Saved data entries
━━━━━━━━━━━━━━━━
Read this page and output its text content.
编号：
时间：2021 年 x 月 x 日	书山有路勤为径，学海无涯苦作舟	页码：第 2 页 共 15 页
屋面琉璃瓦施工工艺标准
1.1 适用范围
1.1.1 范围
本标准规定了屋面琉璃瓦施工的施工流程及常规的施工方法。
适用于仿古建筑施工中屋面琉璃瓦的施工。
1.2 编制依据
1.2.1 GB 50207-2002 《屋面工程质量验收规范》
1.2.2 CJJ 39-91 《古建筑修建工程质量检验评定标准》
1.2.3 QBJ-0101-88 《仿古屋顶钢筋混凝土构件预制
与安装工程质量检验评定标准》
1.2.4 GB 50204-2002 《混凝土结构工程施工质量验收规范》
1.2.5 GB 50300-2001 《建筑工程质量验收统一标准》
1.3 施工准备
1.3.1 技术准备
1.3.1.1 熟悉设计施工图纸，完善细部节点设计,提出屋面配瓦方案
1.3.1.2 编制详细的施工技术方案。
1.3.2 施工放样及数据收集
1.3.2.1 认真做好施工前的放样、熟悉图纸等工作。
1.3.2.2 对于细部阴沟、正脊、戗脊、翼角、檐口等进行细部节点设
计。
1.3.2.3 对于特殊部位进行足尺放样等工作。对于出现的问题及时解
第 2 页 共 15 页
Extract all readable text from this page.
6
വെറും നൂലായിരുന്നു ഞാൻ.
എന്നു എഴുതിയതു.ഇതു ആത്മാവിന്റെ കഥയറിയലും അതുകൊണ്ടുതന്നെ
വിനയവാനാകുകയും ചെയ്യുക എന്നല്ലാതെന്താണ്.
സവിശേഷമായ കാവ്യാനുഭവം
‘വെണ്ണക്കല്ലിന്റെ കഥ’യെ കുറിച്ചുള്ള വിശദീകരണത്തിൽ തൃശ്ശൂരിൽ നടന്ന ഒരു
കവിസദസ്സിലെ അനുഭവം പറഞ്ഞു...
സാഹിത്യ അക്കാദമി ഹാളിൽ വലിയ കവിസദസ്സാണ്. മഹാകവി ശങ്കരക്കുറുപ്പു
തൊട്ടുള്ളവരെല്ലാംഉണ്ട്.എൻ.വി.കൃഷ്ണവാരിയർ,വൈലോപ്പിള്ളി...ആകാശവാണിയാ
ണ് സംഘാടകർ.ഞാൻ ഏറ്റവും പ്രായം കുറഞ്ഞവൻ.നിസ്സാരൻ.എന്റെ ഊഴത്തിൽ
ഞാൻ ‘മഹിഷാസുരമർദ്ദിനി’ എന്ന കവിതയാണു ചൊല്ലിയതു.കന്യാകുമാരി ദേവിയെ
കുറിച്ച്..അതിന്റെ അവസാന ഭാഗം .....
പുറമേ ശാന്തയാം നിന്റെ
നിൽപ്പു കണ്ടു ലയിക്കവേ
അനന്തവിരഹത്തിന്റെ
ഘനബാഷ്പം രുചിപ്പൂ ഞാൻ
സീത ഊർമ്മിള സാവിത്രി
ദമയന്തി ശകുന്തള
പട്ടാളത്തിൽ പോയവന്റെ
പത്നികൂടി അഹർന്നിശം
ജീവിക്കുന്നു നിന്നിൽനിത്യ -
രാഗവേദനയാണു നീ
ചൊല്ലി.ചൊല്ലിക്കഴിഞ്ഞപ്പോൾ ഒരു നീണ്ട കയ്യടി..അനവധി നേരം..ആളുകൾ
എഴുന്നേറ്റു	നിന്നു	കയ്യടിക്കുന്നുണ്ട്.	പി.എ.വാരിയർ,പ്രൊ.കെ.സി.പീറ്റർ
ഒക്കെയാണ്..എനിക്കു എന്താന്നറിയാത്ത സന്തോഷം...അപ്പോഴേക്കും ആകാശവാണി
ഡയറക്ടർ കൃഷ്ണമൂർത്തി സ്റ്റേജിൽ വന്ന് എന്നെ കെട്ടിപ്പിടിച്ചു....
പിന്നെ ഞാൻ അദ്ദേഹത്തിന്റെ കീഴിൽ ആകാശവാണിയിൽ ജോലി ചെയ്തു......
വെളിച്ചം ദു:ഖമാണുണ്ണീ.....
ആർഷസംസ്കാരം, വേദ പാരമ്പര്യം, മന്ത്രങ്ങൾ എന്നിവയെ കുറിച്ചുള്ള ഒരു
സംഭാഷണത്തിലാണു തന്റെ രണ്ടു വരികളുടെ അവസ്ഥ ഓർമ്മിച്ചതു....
━━━━━━━━━━━━━━━━
**Task to complete:**
Return all of the entries word for word.

**Expected answer:**
Read this page and output its text content.
编号：
时间：2021 年 x 月 x 日	书山有路勤为径，学海无涯苦作舟	页码：第 2 页 共 15 页
屋面琉璃瓦施工工艺标准
1.1 适用范围
1.1.1 范围
本标准规定了屋面琉璃瓦施工的施工流程及常规的施工方法。
适用于仿古建筑施工中屋面琉璃瓦的施工。
1.2 编制依据
1.2.1 GB 50207-2002 《屋面工程质量验收规范》
1.2.2 CJJ 39-91 《古建筑修建工程质量检验评定标准》
1.2.3 QBJ-0101-88 《仿古屋顶钢筋混凝土构件预制
与安装工程质量检验评定标准》
1.2.4 GB 50204-2002 《混凝土结构工程施工质量验收规范》
1.2.5 GB 50300-2001 《建筑工程质量验收统一标准》
1.3 施工准备
1.3.1 技术准备
1.3.1.1 熟悉设计施工图纸，完善细部节点设计,提出屋面配瓦方案
1.3.1.2 编制详细的施工技术方案。
1.3.2 施工放样及数据收集
1.3.2.1 认真做好施工前的放样、熟悉图纸等工作。
1.3.2.2 对于细部阴沟、正脊、戗脊、翼角、檐口等进行细部节点设
计。
1.3.2.3 对于特殊部位进行足尺放样等工作。对于出现的问题及时解
第 2 页 共 15 页
Extract all readable text from this page.
6
വെറും നൂലായിരുന്നു ഞാൻ.
എന്നു എഴുതിയതു.ഇതു ആത്മാവിന്റെ കഥയറിയലും അതുകൊണ്ടുതന്നെ
വിനയവാനാകുകയും ചെയ്യുക എന്നല്ലാതെന്താണ്.
സവിശേഷമായ കാവ്യാനുഭവം
‘വെണ്ണക്കല്ലിന്റെ കഥ’യെ കുറിച്ചുള്ള വിശദീകരണത്തിൽ തൃശ്ശൂരിൽ നടന്ന ഒരു
കവിസദസ്സിലെ അനുഭവം പറഞ്ഞു...
സാഹിത്യ അക്കാദമി ഹാളിൽ വലിയ കവിസദസ്സാണ്. മഹാകവി ശങ്കരക്കുറുപ്പു
തൊട്ടുള്ളവരെല്ലാംഉണ്ട്.എൻ.വി.കൃഷ്ണവാരിയർ,വൈലോപ്പിള്ളി...ആകാശവാണിയാ
ണ് സംഘാടകർ.ഞാൻ ഏറ്റവും പ്രായം കുറഞ്ഞവൻ.നിസ്സാരൻ.എന്റെ ഊഴത്തിൽ
ഞാൻ ‘മഹിഷാസുരമർദ്ദിനി’ എന്ന കവിതയാണു ചൊല്ലിയതു.കന്യാകുമാരി ദേവിയെ
കുറിച്ച്..അതിന്റെ അവസാന ഭാഗം .....
പുറമേ ശാന്തയാം നിന്റെ
നിൽപ്പു കണ്ടു ലയിക്കവേ
അനന്തവിരഹത്തിന്റെ
ഘനബാഷ്പം രുചിപ്പൂ ഞാൻ
സീത ഊർമ്മിള സാവിത്രി
ദമയന്തി ശകുന്തള
പട്ടാളത്തിൽ പോയവന്റെ
പത്നികൂടി അഹർന്നിശം
ജീവിക്കുന്നു നിന്നിൽനിത്യ -
രാഗവേദനയാണു നീ
ചൊല്ലി.ചൊല്ലിക്കഴിഞ്ഞപ്പോൾ ഒരു നീണ്ട കയ്യടി..അനവധി നേരം..ആളുകൾ
എഴുന്നേറ്റു	നിന്നു	കയ്യടിക്കുന്നുണ്ട്.	പി.എ.വാരിയർ,പ്രൊ.കെ.സി.പീറ്റർ
ഒക്കെയാണ്..എനിക്കു എന്താന്നറിയാത്ത സന്തോഷം...അപ്പോഴേക്കും ആകാശവാണി
ഡയറക്ടർ കൃഷ്ണമൂർത്തി സ്റ്റേജിൽ വന്ന് എന്നെ കെട്ടിപ്പിടിച്ചു....
പിന്നെ ഞാൻ അദ്ദേഹത്തിന്റെ കീഴിൽ ആകാശവാണിയിൽ ജോലി ചെയ്തു......
വെളിച്ചം ദു:ഖമാണുണ്ണീ.....
ആർഷസംസ്കാരം, വേദ പാരമ്പര്യം, മന്ത്രങ്ങൾ എന്നിവയെ കുറിച്ചുള്ള ഒരു
സംഭാഷണത്തിലാണു തന്റെ രണ്ടു വരികളുടെ അവസ്ഥ ഓർമ്മിച്ചതു....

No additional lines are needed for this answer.